§ TASK GOAL:
Each entry below is to be given again word for word, with no pictures.

......

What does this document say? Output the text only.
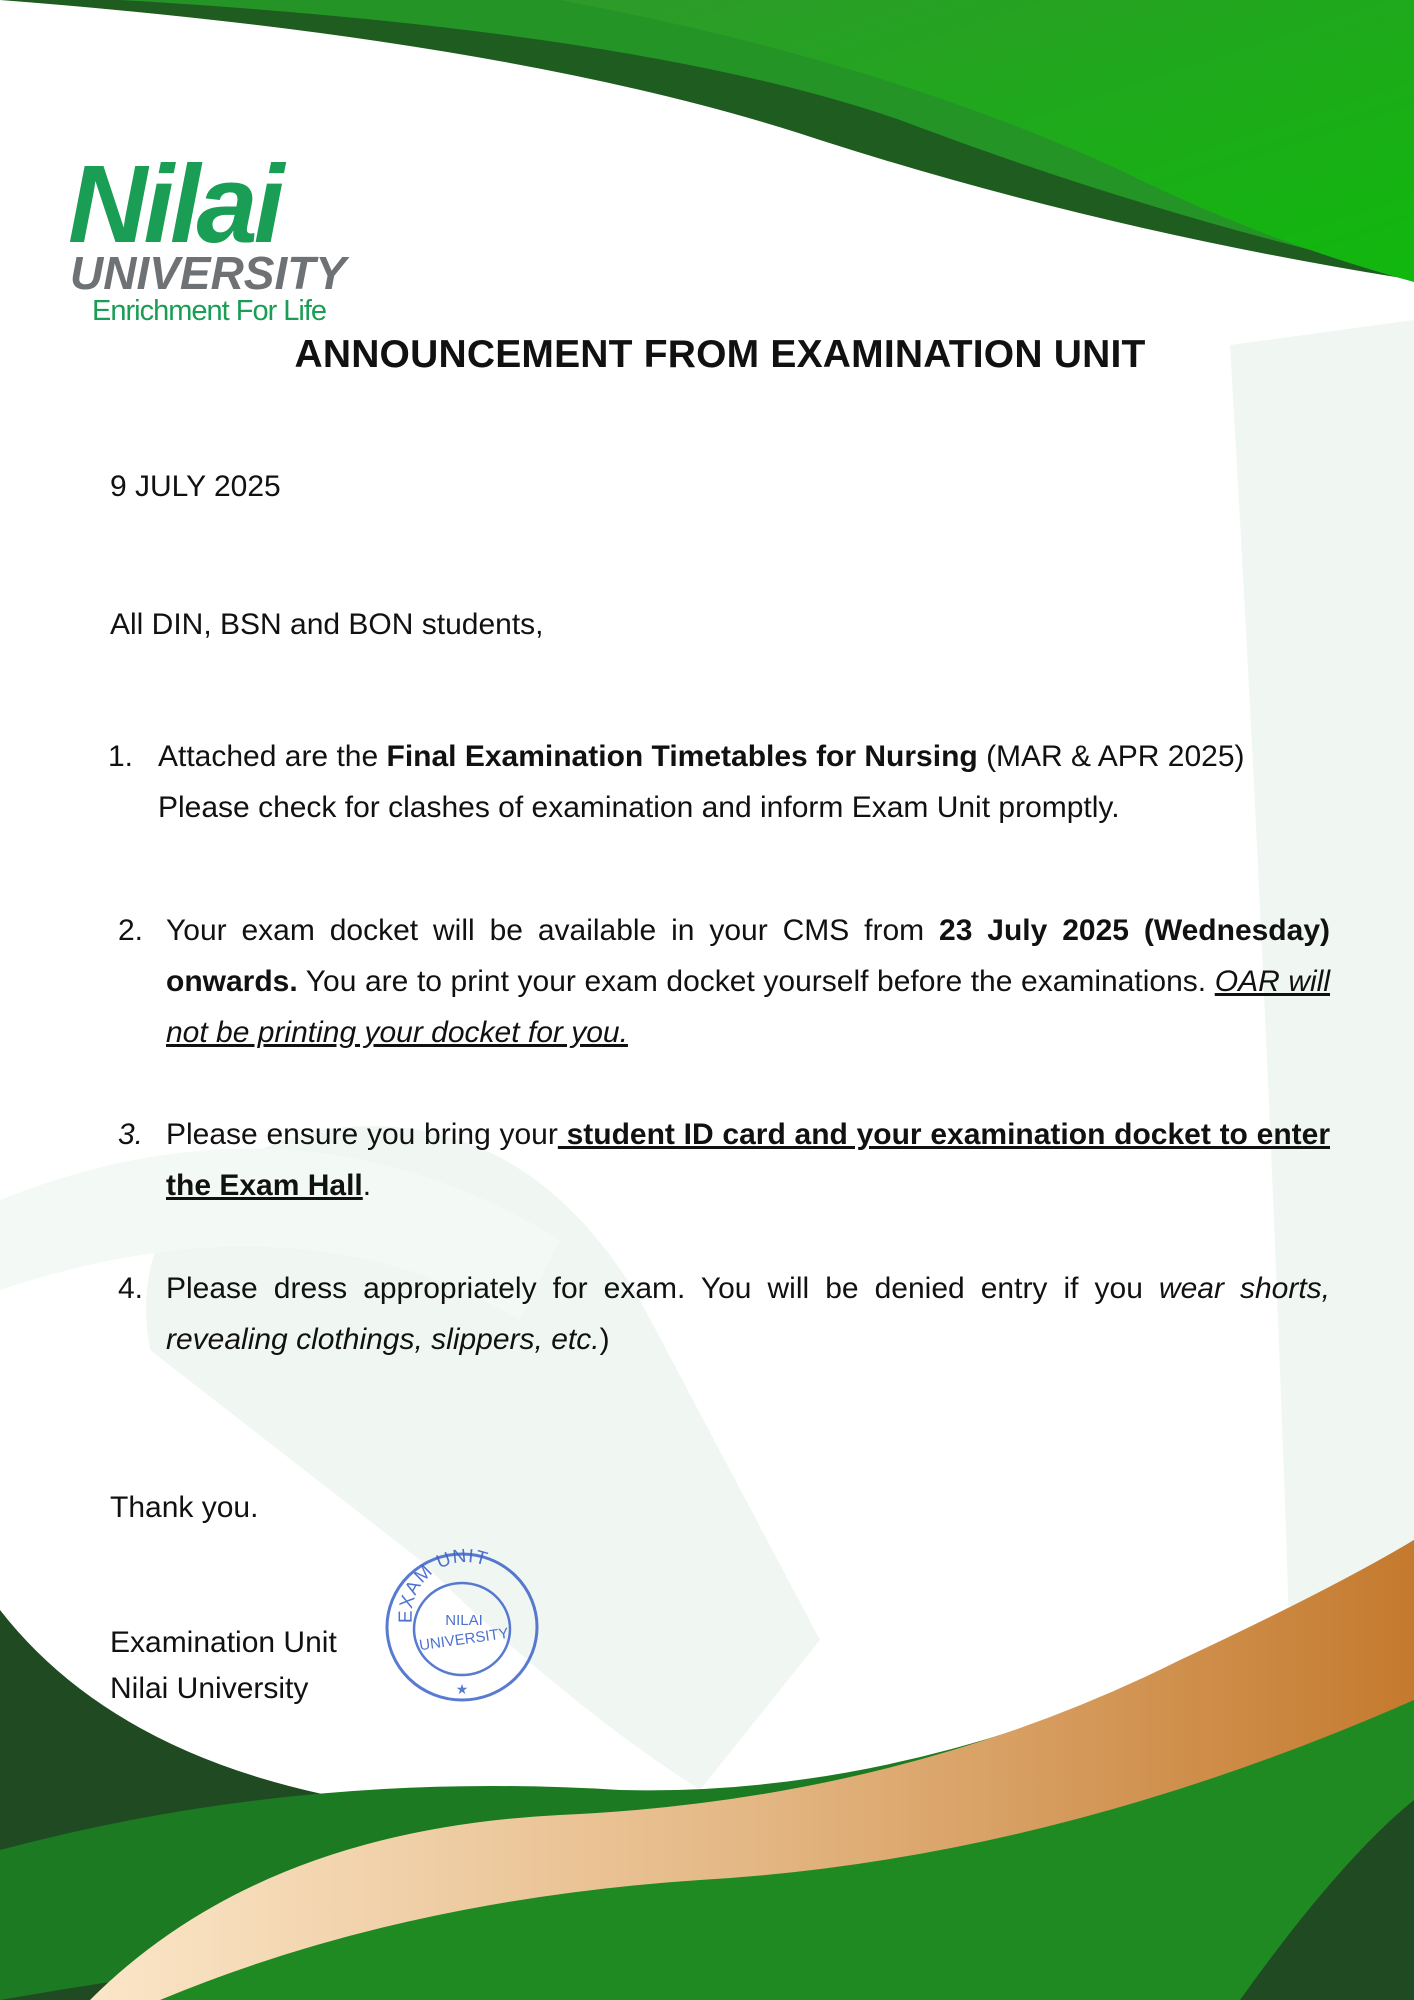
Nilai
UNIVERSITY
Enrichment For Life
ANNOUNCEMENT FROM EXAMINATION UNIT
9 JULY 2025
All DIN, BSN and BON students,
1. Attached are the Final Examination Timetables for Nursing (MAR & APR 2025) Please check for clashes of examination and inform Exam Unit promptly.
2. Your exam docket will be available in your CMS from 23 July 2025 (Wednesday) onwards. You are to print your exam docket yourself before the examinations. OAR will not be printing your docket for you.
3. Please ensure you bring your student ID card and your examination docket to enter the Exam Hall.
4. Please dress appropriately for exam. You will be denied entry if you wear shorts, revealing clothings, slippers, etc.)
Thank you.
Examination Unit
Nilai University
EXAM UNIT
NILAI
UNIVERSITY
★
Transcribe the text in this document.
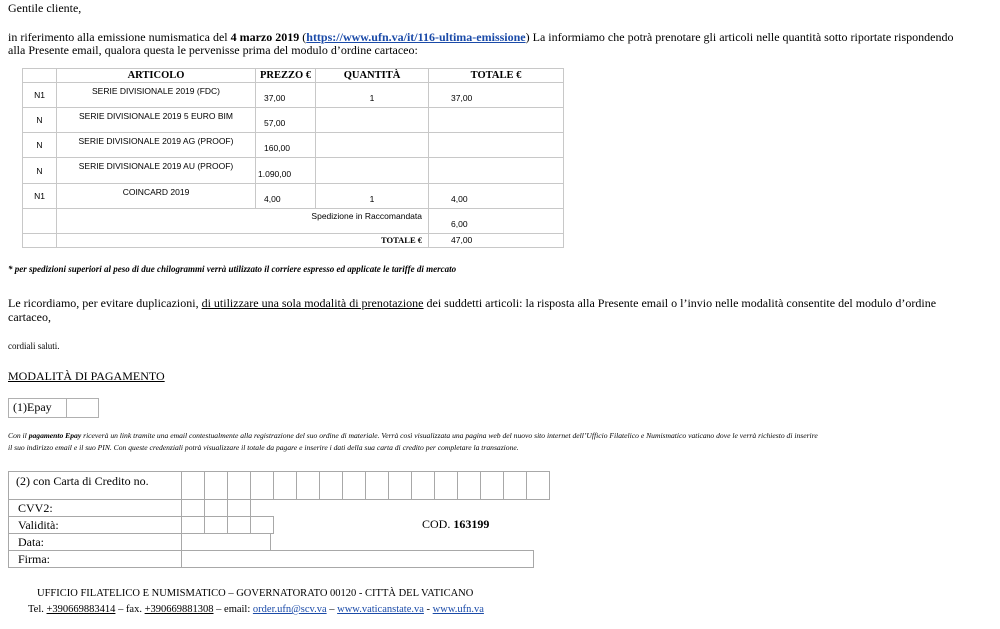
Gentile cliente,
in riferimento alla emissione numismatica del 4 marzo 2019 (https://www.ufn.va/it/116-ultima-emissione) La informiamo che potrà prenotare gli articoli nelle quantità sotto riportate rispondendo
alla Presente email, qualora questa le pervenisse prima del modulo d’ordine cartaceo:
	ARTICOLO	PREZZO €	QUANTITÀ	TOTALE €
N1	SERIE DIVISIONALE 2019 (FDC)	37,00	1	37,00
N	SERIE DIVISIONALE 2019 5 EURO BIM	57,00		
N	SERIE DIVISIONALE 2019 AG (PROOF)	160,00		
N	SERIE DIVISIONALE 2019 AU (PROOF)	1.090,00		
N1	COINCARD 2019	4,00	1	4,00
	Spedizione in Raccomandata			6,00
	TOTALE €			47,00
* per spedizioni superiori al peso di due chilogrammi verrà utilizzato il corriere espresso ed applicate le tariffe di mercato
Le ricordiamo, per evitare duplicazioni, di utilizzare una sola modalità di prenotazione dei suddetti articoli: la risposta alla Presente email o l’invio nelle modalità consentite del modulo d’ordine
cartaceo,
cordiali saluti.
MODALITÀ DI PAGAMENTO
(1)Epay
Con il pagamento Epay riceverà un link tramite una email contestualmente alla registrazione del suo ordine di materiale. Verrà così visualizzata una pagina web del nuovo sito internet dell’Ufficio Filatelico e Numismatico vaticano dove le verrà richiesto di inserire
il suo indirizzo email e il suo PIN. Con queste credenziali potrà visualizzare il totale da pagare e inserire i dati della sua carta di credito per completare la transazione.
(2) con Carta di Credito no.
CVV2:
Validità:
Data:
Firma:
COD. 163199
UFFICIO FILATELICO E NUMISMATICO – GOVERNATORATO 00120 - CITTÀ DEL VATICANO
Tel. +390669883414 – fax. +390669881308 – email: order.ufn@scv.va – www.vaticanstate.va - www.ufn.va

......

§ RESULT FOR THIS TASK:
What does this document say? Output the text only.
Nilai
UNIVERSITY
Enrichment For Life
ANNOUNCEMENT FROM EXAMINATION UNIT
9 JULY 2025
All DIN, BSN and BON students,
1. Attached are the Final Examination Timetables for Nursing (MAR & APR 2025) Please check for clashes of examination and inform Exam Unit promptly.
2. Your exam docket will be available in your CMS from 23 July 2025 (Wednesday) onwards. You are to print your exam docket yourself before the examinations. OAR will not be printing your docket for you.
3. Please ensure you bring your student ID card and your examination docket to enter the Exam Hall.
4. Please dress appropriately for exam. You will be denied entry if you wear shorts, revealing clothings, slippers, etc.)
Thank you.
Examination Unit
Nilai University
EXAM UNIT
NILAI
UNIVERSITY
★
Transcribe the text in this document.
Gentile cliente,
in riferimento alla emissione numismatica del 4 marzo 2019 (https://www.ufn.va/it/116-ultima-emissione) La informiamo che potrà prenotare gli articoli nelle quantità sotto riportate rispondendo
alla Presente email, qualora questa le pervenisse prima del modulo d’ordine cartaceo:
	ARTICOLO	PREZZO €	QUANTITÀ	TOTALE €
N1	SERIE DIVISIONALE 2019 (FDC)	37,00	1	37,00
N	SERIE DIVISIONALE 2019 5 EURO BIM	57,00		
N	SERIE DIVISIONALE 2019 AG (PROOF)	160,00		
N	SERIE DIVISIONALE 2019 AU (PROOF)	1.090,00		
N1	COINCARD 2019	4,00	1	4,00
	Spedizione in Raccomandata			6,00
	TOTALE €			47,00
* per spedizioni superiori al peso di due chilogrammi verrà utilizzato il corriere espresso ed applicate le tariffe di mercato
Le ricordiamo, per evitare duplicazioni, di utilizzare una sola modalità di prenotazione dei suddetti articoli: la risposta alla Presente email o l’invio nelle modalità consentite del modulo d’ordine
cartaceo,
cordiali saluti.
MODALITÀ DI PAGAMENTO
(1)Epay
Con il pagamento Epay riceverà un link tramite una email contestualmente alla registrazione del suo ordine di materiale. Verrà così visualizzata una pagina web del nuovo sito internet dell’Ufficio Filatelico e Numismatico vaticano dove le verrà richiesto di inserire
il suo indirizzo email e il suo PIN. Con queste credenziali potrà visualizzare il totale da pagare e inserire i dati della sua carta di credito per completare la transazione.
(2) con Carta di Credito no.
CVV2:
Validità:
Data:
Firma:
COD. 163199
UFFICIO FILATELICO E NUMISMATICO – GOVERNATORATO 00120 - CITTÀ DEL VATICANO
Tel. +390669883414 – fax. +390669881308 – email: order.ufn@scv.va – www.vaticanstate.va - www.ufn.va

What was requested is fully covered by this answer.